* [WORK REQUIRED] Of all the lines in these entries, how many contain the string "Gangurde"? Give only that count.

:: DATA FOR THIS EXERCISE

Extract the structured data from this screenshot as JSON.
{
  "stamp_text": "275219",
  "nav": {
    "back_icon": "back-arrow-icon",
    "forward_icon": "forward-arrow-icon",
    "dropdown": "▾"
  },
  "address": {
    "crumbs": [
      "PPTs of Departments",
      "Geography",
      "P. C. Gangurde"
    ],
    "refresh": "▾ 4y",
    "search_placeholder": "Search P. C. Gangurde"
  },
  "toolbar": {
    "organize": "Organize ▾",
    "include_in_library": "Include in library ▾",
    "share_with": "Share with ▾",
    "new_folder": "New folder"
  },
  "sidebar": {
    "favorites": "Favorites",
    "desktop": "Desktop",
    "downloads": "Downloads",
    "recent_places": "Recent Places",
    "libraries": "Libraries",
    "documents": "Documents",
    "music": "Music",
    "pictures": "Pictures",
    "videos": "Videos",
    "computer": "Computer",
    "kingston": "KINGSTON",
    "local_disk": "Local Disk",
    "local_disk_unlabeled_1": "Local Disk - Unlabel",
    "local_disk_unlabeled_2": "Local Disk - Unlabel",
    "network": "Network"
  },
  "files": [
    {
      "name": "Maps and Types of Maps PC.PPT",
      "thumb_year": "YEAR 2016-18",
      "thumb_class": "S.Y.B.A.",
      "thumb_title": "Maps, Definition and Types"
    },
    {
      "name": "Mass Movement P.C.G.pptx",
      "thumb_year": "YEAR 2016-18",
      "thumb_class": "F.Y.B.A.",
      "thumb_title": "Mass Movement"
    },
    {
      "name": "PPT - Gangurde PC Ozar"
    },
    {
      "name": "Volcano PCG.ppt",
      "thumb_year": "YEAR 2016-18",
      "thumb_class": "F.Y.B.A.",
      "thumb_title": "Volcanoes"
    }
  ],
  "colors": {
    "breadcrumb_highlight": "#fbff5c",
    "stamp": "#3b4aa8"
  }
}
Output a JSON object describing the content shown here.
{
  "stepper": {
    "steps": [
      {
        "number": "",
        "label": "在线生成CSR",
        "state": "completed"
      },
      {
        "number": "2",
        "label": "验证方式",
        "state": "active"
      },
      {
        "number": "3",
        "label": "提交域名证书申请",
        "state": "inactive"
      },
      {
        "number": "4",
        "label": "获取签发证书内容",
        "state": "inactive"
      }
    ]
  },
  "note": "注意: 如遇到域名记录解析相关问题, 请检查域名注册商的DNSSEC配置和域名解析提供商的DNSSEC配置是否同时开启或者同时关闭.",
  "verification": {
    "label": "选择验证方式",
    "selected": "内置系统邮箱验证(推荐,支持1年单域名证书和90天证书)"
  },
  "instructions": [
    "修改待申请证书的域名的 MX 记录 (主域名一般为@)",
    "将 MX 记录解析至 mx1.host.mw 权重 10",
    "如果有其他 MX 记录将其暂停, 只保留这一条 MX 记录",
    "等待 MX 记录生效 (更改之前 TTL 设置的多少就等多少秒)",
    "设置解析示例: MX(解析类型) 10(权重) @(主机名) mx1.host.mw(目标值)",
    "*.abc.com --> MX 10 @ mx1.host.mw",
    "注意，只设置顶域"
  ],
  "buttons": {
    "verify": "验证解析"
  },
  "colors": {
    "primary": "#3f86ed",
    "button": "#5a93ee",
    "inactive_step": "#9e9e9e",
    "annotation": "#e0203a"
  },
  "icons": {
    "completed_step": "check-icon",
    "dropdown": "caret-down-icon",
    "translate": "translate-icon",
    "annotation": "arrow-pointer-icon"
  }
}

::::

* [EXPECTED ANSWER] 3